-------- Material for the task --------

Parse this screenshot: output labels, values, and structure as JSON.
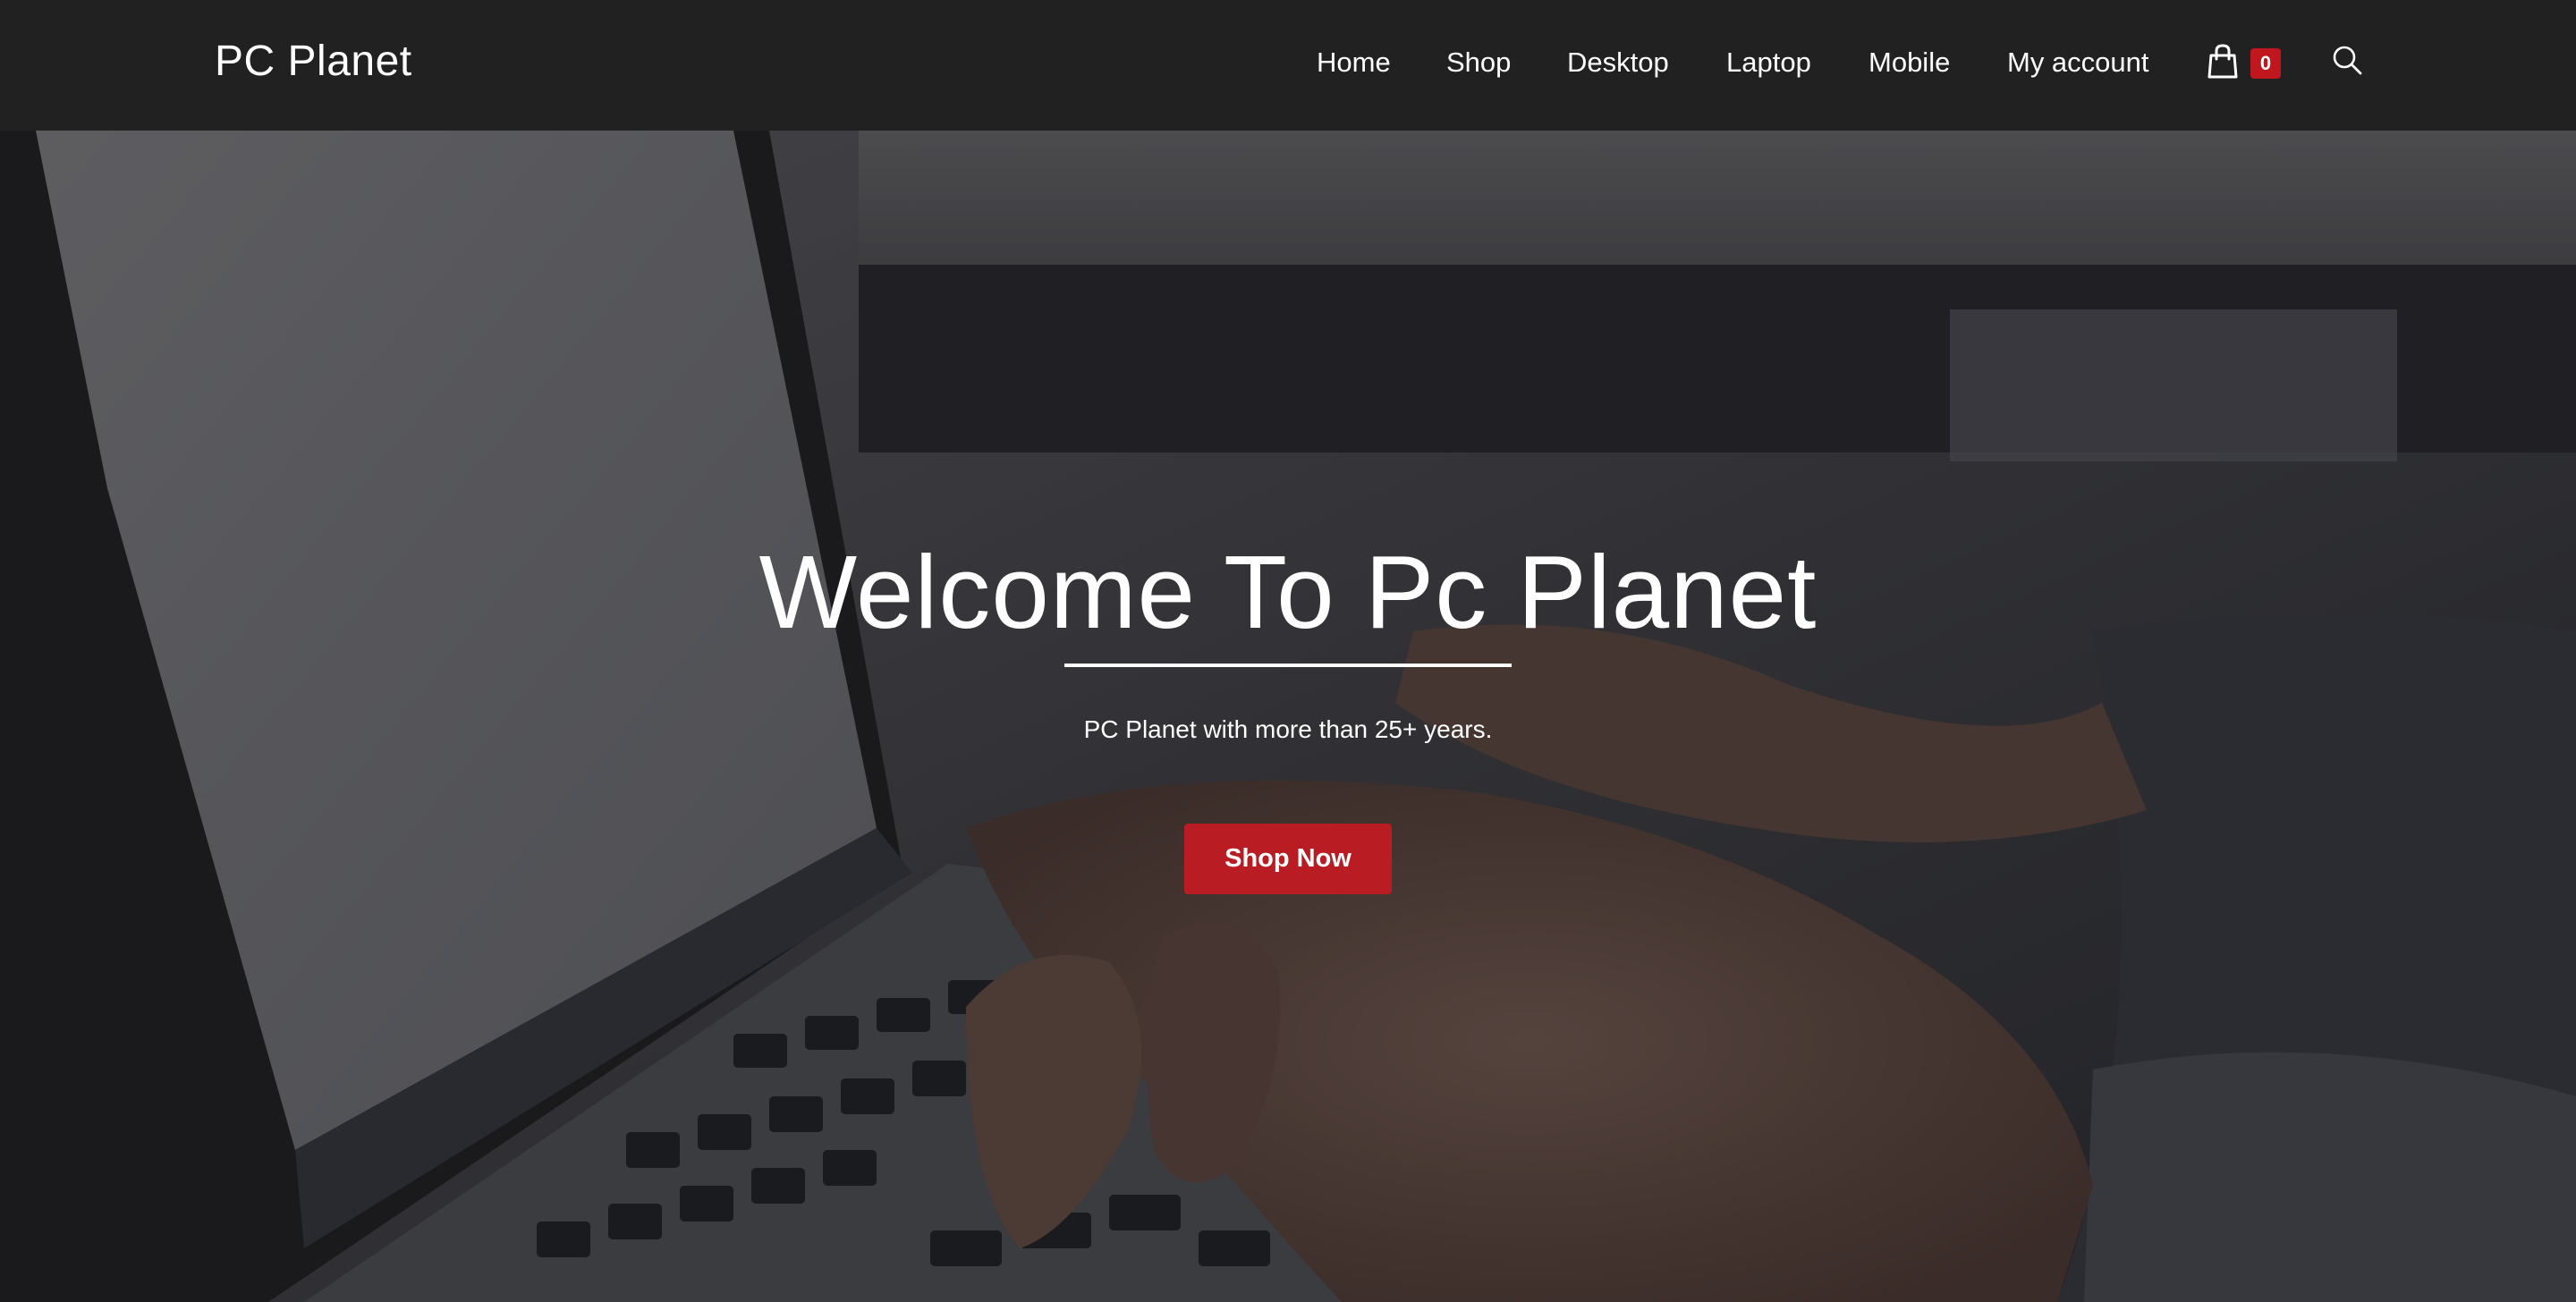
{
  "brand": {
    "name": "PC Planet"
  },
  "nav": {
    "items": [
      {
        "label": "Home"
      },
      {
        "label": "Shop"
      },
      {
        "label": "Desktop"
      },
      {
        "label": "Laptop"
      },
      {
        "label": "Mobile"
      },
      {
        "label": "My account"
      }
    ],
    "cart_count": "0",
    "cart_icon": "shopping-bag-icon",
    "search_icon": "search-icon"
  },
  "hero": {
    "title": "Welcome To Pc Planet",
    "subtitle": "PC Planet with more than 25+ years.",
    "cta_label": "Shop Now",
    "background_image": "laptop-typing-photo"
  },
  "colors": {
    "header_bg": "#212121",
    "accent": "#b91c22",
    "text": "#ffffff"
  }
}
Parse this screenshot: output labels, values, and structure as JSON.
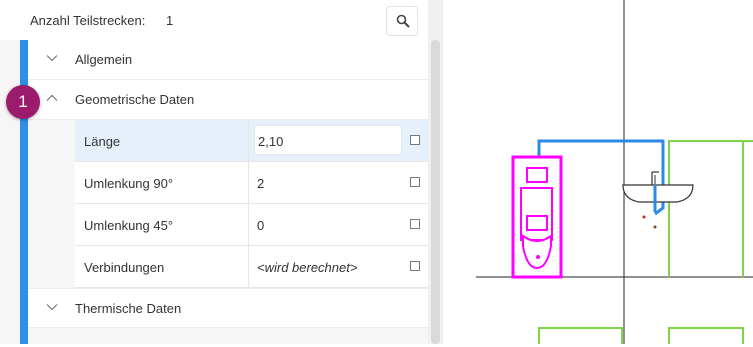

--------

— The request —
Retype every entry verbatim and exclude the pictures from the copy.

— Written response —
Parse this screenshot: output labels, values, and structure as JSON.
{
  "brand": {
    "name": "PC Planet"
  },
  "nav": {
    "items": [
      {
        "label": "Home"
      },
      {
        "label": "Shop"
      },
      {
        "label": "Desktop"
      },
      {
        "label": "Laptop"
      },
      {
        "label": "Mobile"
      },
      {
        "label": "My account"
      }
    ],
    "cart_count": "0",
    "cart_icon": "shopping-bag-icon",
    "search_icon": "search-icon"
  },
  "hero": {
    "title": "Welcome To Pc Planet",
    "subtitle": "PC Planet with more than 25+ years.",
    "cta_label": "Shop Now",
    "background_image": "laptop-typing-photo"
  },
  "colors": {
    "header_bg": "#212121",
    "accent": "#b91c22",
    "text": "#ffffff"
  }
}
Parse this screenshot: output labels, values, and structure as JSON.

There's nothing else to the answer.